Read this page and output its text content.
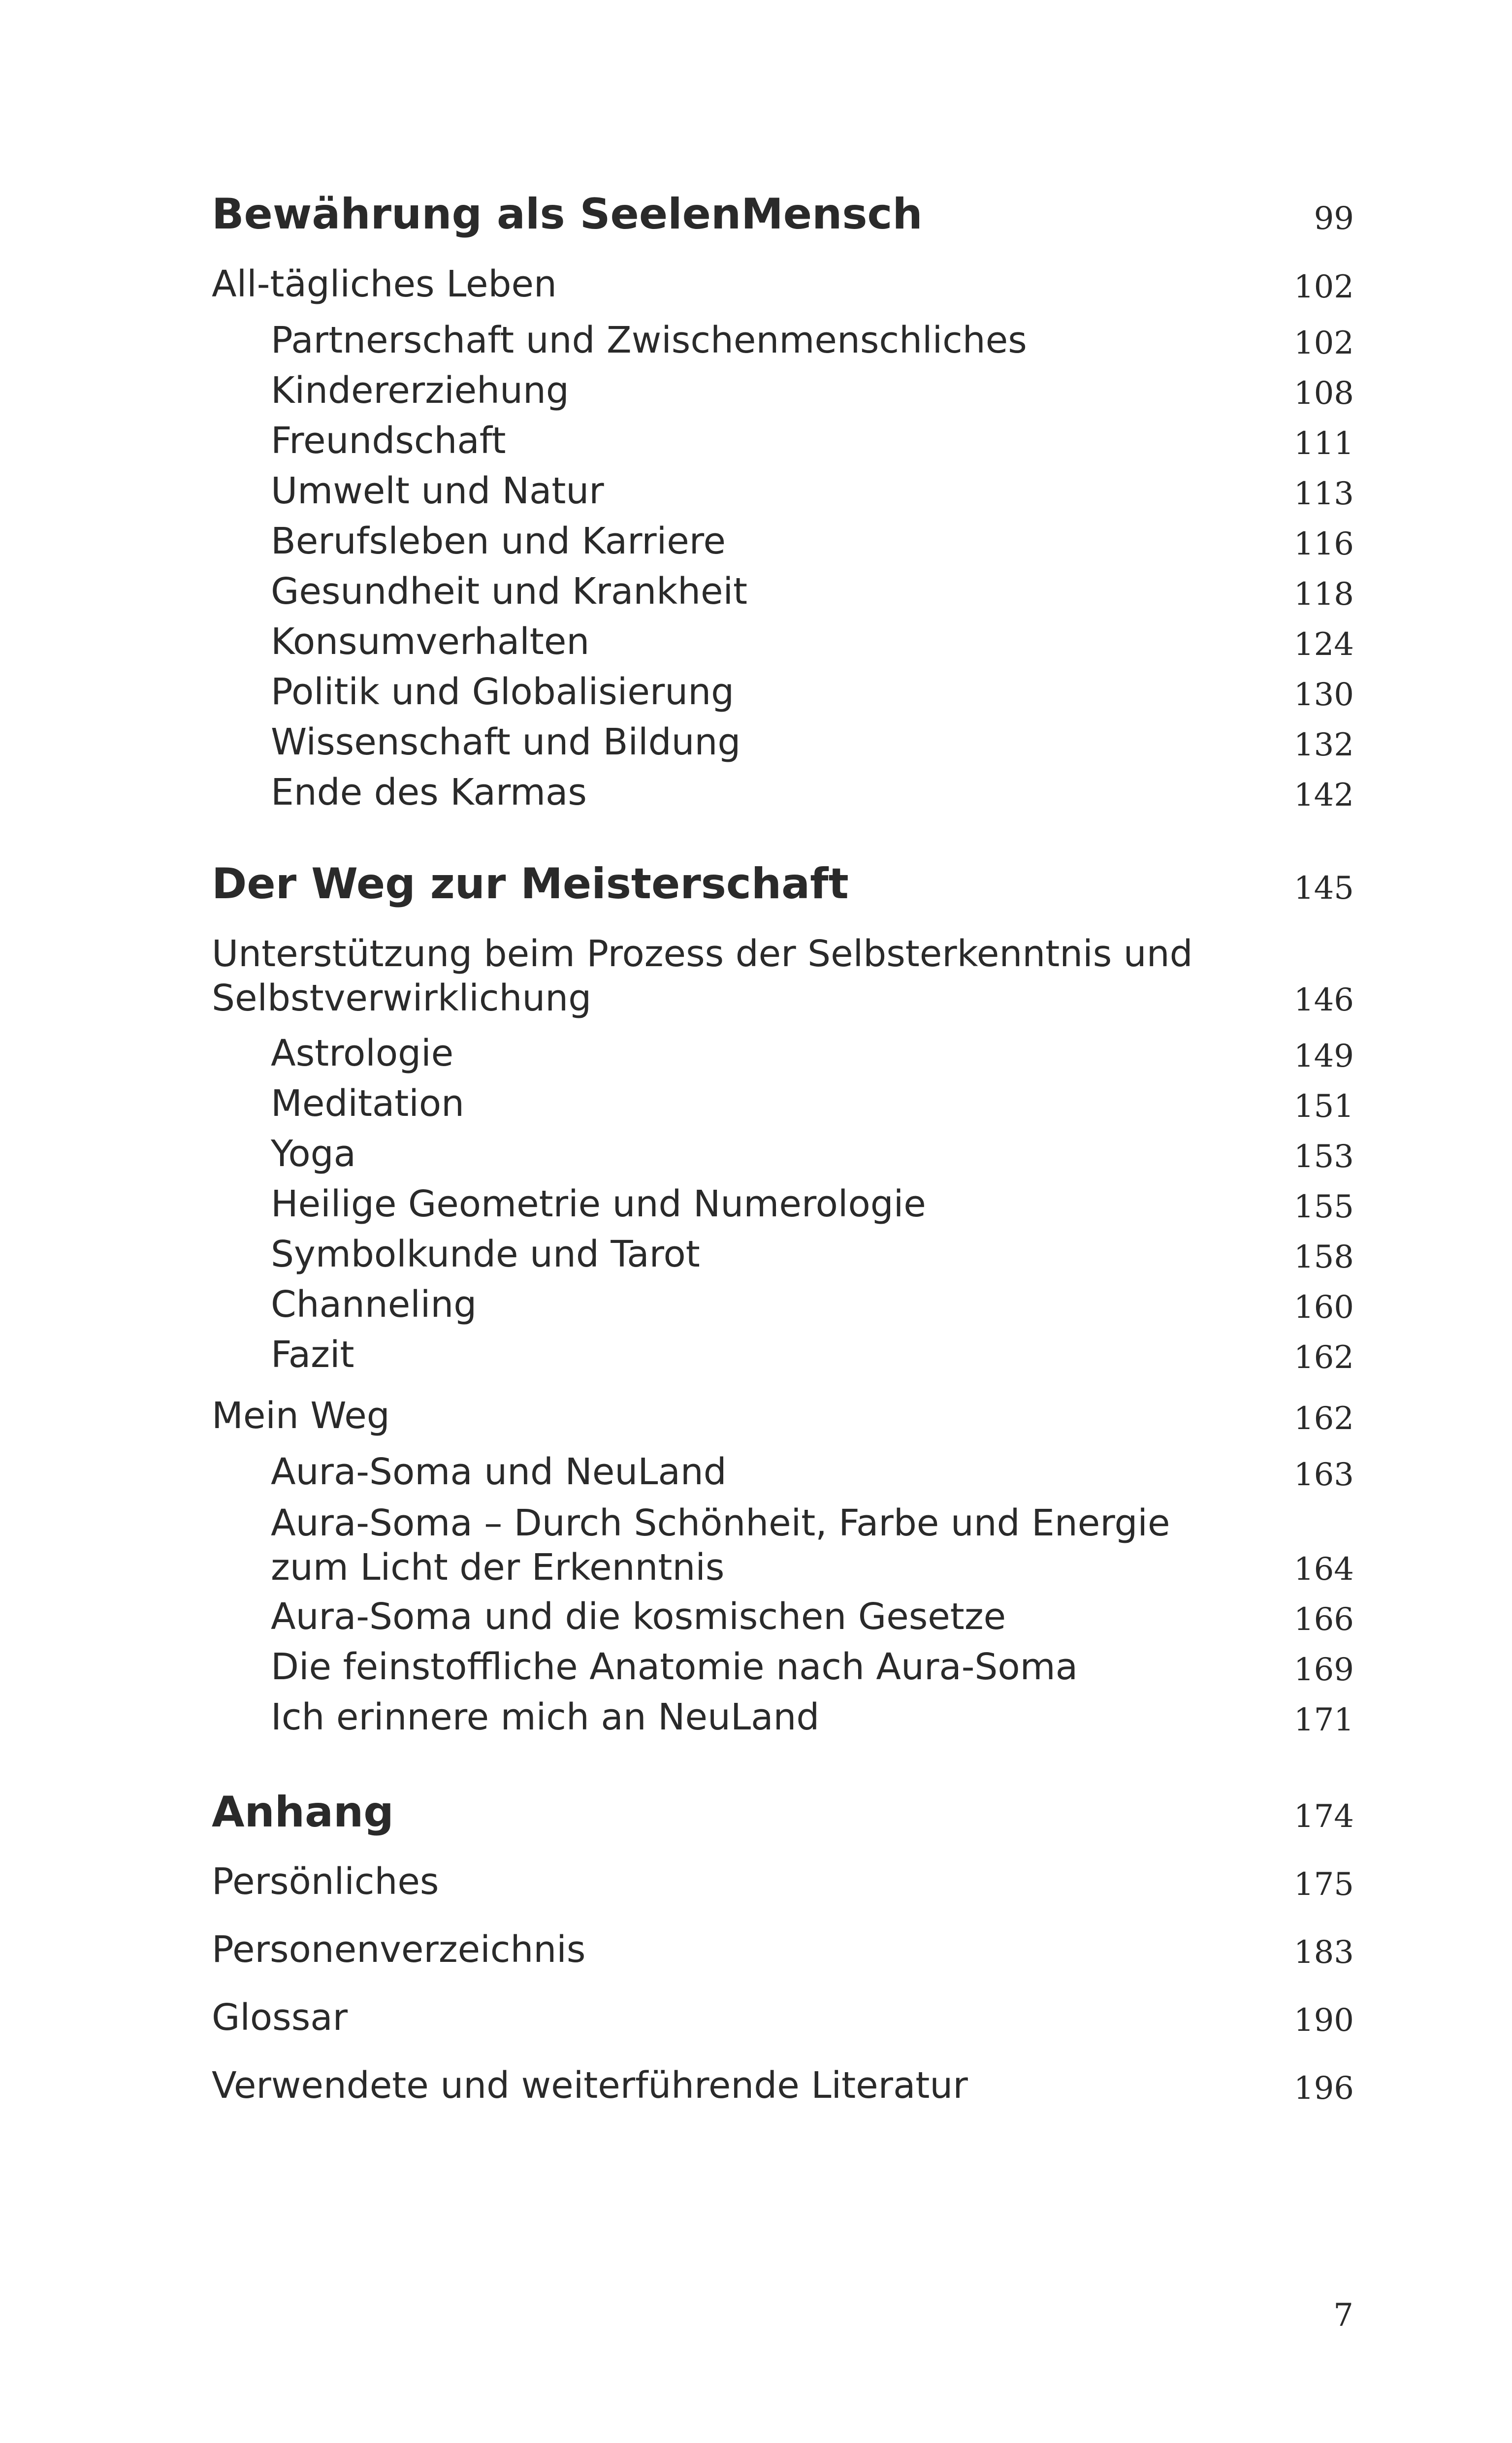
Bewährung als SeelenMensch	99
All-tägliches Leben	102
Partnerschaft und Zwischenmenschliches	102
Kindererziehung	108
Freundschaft	111
Umwelt und Natur	113
Berufsleben und Karriere	116
Gesundheit und Krankheit	118
Konsumverhalten	124
Politik und Globalisierung	130
Wissenschaft und Bildung	132
Ende des Karmas	142
Der Weg zur Meisterschaft	145
Unterstützung beim Prozess der Selbsterkenntnis und
Selbstverwirklichung	146
Astrologie	149
Meditation	151
Yoga	153
Heilige Geometrie und Numerologie	155
Symbolkunde und Tarot	158
Channeling	160
Fazit	162
Mein Weg	162
Aura-Soma und NeuLand	163
Aura-Soma – Durch Schönheit, Farbe und Energie
zum Licht der Erkenntnis	164
Aura-Soma und die kosmischen Gesetze	166
Die feinstoffliche Anatomie nach Aura-Soma	169
Ich erinnere mich an NeuLand	171
Anhang	174
Persönliches	175
Personenverzeichnis	183
Glossar	190
Verwendete und weiterführende Literatur	196
7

• What to work on:
Your answer should be a single number: how many lines in the data above include "Aura"?

• Solution:
4